▶ [Your goal] Reproduce verbatim only the lines from the one containing "Enumerate this screenshot's" through the last line below, both included.

[Dataset items]

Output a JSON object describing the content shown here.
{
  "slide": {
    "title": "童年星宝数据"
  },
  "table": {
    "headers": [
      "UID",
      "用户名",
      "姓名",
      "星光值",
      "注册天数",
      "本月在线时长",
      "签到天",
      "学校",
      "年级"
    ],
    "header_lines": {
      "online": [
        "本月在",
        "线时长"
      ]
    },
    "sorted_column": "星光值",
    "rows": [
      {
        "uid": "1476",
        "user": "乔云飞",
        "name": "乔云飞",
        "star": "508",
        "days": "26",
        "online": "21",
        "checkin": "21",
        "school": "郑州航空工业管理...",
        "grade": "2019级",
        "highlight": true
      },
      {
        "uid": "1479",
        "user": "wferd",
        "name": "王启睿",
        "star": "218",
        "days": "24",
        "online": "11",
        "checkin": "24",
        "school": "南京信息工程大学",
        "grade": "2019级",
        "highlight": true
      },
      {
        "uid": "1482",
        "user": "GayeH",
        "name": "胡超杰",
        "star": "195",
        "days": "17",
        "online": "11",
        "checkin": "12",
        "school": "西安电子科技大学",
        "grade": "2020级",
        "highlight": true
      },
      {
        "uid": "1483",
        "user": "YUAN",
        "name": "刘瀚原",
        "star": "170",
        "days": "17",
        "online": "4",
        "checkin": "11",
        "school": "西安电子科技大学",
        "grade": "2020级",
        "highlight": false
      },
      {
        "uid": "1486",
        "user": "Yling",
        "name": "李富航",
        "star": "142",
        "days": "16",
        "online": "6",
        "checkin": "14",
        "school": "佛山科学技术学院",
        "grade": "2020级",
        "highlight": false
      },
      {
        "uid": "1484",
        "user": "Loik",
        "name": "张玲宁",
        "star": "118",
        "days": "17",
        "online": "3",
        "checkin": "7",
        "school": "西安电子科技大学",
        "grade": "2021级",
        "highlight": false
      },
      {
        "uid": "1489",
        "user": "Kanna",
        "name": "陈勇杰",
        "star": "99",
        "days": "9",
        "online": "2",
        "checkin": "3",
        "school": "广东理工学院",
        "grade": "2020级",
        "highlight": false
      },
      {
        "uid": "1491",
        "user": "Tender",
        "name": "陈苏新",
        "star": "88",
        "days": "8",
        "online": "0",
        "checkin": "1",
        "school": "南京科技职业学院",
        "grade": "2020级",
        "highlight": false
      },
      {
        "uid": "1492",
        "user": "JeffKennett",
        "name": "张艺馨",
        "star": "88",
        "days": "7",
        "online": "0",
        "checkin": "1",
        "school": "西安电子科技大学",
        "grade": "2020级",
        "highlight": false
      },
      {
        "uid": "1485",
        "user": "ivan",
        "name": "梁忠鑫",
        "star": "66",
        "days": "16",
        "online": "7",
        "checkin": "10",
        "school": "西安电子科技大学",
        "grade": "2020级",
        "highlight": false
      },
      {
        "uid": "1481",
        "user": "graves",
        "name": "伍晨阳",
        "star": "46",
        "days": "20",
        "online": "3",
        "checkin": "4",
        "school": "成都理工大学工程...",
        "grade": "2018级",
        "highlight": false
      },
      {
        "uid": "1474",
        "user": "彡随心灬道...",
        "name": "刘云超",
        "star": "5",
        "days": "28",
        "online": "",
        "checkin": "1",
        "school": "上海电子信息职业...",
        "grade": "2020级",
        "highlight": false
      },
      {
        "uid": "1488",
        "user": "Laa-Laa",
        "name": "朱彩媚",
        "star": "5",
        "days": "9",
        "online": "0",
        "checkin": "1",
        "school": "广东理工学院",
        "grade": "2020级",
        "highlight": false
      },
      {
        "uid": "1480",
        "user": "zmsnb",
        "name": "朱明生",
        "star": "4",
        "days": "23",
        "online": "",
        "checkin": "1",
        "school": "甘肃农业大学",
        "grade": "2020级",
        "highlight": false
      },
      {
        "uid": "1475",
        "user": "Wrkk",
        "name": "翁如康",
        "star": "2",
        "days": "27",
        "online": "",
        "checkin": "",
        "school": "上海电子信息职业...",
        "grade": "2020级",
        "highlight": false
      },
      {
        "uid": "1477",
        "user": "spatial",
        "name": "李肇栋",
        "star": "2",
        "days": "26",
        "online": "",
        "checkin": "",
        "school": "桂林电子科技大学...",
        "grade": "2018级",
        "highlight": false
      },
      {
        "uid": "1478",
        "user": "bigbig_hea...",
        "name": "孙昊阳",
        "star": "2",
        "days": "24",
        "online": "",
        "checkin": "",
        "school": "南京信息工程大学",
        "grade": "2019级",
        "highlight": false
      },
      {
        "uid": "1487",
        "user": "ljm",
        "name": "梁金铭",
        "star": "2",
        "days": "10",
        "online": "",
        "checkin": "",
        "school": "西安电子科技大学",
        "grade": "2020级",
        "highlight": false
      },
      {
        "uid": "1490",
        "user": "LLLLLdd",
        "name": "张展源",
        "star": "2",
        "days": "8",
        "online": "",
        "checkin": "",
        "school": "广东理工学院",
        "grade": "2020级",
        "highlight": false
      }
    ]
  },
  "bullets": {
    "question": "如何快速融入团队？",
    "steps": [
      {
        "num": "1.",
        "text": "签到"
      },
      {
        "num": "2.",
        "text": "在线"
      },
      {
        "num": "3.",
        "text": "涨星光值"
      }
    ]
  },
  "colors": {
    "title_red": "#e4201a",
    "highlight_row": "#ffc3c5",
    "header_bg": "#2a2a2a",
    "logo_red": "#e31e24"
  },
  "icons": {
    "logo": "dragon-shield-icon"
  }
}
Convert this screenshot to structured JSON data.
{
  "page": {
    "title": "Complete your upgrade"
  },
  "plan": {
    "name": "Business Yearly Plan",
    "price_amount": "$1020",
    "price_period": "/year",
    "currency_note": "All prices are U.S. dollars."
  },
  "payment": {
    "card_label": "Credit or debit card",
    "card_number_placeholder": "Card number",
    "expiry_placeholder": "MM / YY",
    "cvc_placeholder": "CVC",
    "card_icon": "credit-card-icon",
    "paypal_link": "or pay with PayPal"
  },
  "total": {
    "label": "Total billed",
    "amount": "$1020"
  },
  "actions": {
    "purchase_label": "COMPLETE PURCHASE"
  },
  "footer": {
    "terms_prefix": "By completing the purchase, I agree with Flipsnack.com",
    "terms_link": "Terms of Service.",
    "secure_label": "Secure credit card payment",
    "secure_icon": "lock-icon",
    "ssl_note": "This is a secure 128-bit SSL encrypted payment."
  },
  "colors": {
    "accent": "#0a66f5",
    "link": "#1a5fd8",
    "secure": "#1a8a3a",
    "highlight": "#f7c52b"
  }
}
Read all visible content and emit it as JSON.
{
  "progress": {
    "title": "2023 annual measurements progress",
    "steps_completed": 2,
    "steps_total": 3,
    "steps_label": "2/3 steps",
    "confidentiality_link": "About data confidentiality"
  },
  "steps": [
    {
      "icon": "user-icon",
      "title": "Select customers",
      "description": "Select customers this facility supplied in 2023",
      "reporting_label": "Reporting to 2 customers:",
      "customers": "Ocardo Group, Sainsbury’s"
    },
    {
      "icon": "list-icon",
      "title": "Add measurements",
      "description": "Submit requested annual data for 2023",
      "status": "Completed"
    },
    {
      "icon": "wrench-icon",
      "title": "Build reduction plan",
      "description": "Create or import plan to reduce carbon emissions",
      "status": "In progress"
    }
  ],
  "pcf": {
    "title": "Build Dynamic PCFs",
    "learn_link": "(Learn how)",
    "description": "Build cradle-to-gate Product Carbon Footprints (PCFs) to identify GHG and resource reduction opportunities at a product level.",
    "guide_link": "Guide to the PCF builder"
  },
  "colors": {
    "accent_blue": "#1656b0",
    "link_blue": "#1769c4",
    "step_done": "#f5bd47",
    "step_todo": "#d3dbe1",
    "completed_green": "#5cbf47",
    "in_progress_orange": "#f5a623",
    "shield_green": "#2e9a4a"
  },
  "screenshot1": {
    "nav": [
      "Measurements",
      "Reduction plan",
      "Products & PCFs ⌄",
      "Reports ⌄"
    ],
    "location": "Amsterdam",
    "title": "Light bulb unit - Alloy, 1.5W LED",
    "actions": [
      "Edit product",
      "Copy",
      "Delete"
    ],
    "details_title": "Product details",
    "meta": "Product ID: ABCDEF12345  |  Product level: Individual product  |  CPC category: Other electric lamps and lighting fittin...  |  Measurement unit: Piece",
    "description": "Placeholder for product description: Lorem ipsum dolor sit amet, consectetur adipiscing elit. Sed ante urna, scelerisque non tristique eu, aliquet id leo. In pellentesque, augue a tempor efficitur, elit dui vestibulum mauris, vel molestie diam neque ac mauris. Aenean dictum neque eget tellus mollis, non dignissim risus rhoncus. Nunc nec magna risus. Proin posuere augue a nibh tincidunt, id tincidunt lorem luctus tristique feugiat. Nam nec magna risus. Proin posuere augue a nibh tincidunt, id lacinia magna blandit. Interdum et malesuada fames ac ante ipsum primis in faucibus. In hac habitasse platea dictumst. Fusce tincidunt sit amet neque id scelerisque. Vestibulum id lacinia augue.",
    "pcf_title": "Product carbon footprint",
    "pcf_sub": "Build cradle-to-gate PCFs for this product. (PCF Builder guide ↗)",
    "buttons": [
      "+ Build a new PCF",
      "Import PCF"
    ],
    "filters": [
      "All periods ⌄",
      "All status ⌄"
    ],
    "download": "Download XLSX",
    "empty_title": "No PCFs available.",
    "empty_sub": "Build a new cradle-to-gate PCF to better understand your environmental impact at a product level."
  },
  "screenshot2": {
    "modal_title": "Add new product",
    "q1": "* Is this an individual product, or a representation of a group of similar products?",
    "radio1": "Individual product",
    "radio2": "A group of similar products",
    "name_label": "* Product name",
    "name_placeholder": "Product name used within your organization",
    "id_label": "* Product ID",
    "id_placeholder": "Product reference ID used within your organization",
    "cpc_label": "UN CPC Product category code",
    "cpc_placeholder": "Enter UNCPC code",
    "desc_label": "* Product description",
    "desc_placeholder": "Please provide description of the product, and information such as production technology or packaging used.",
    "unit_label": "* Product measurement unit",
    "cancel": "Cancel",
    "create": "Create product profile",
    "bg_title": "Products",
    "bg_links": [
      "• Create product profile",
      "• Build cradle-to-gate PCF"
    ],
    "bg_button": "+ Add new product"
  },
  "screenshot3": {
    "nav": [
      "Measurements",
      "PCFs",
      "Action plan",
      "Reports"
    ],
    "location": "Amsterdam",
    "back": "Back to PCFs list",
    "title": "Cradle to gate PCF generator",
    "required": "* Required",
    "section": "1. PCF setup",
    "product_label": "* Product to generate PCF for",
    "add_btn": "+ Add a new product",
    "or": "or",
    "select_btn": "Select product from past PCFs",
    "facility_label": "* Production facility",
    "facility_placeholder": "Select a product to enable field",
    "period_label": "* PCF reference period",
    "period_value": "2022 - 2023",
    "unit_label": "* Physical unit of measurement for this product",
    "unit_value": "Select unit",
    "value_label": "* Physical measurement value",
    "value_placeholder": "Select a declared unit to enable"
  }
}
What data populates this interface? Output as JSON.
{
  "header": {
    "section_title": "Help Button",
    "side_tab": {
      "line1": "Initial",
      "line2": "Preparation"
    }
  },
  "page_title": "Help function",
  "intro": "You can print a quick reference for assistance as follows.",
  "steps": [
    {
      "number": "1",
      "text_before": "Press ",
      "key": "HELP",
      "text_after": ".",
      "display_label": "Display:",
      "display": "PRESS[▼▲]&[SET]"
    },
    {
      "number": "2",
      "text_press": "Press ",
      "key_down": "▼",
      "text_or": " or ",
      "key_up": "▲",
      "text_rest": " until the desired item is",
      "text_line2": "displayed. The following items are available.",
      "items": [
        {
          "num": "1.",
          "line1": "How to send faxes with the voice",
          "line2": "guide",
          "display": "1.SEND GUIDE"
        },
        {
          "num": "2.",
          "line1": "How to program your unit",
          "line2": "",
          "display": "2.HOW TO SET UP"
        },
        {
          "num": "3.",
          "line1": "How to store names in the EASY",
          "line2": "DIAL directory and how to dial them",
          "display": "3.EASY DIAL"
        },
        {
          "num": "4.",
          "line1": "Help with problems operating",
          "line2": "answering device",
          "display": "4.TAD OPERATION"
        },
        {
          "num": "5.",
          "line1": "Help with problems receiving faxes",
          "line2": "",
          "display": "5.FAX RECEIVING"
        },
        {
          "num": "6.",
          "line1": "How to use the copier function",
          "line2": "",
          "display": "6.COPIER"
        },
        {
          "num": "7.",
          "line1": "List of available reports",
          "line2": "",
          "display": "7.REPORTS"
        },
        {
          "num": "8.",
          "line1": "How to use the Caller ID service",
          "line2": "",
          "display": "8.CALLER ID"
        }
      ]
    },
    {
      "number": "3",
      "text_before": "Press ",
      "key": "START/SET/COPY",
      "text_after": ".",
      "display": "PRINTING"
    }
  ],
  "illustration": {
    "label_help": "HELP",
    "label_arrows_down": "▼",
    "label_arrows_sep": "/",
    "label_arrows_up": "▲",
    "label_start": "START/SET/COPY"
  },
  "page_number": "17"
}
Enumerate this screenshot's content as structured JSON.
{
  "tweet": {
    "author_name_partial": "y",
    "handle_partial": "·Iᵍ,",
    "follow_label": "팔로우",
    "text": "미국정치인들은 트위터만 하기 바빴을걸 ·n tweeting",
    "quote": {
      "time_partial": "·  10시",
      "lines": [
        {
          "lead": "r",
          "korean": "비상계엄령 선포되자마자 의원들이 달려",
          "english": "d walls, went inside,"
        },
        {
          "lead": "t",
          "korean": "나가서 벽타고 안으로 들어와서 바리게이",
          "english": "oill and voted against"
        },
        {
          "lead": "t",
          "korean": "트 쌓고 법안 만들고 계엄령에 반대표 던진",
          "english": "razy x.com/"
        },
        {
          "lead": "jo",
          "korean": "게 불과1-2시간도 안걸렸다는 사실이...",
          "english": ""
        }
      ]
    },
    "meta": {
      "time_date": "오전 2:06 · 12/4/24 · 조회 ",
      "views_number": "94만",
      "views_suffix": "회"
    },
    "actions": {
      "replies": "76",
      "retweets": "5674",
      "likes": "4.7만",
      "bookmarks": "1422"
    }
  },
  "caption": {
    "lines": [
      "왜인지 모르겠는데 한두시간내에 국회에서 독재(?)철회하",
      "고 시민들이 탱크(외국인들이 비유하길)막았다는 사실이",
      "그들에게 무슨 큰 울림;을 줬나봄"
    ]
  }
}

▶ [Correct response]
Enumerate this screenshot's content as structured JSON.
{
  "tweet": {
    "author_name_partial": "y",
    "handle_partial": "·Iᵍ,",
    "follow_label": "팔로우",
    "text": "미국정치인들은 트위터만 하기 바빴을걸 ·n tweeting",
    "quote": {
      "time_partial": "·  10시",
      "lines": [
        {
          "lead": "r",
          "korean": "비상계엄령 선포되자마자 의원들이 달려",
          "english": "d walls, went inside,"
        },
        {
          "lead": "t",
          "korean": "나가서 벽타고 안으로 들어와서 바리게이",
          "english": "oill and voted against"
        },
        {
          "lead": "t",
          "korean": "트 쌓고 법안 만들고 계엄령에 반대표 던진",
          "english": "razy x.com/"
        },
        {
          "lead": "jo",
          "korean": "게 불과1-2시간도 안걸렸다는 사실이...",
          "english": ""
        }
      ]
    },
    "meta": {
      "time_date": "오전 2:06 · 12/4/24 · 조회 ",
      "views_number": "94만",
      "views_suffix": "회"
    },
    "actions": {
      "replies": "76",
      "retweets": "5674",
      "likes": "4.7만",
      "bookmarks": "1422"
    }
  },
  "caption": {
    "lines": [
      "왜인지 모르겠는데 한두시간내에 국회에서 독재(?)철회하",
      "고 시민들이 탱크(외국인들이 비유하길)막았다는 사실이",
      "그들에게 무슨 큰 울림;을 줬나봄"
    ]
  }
}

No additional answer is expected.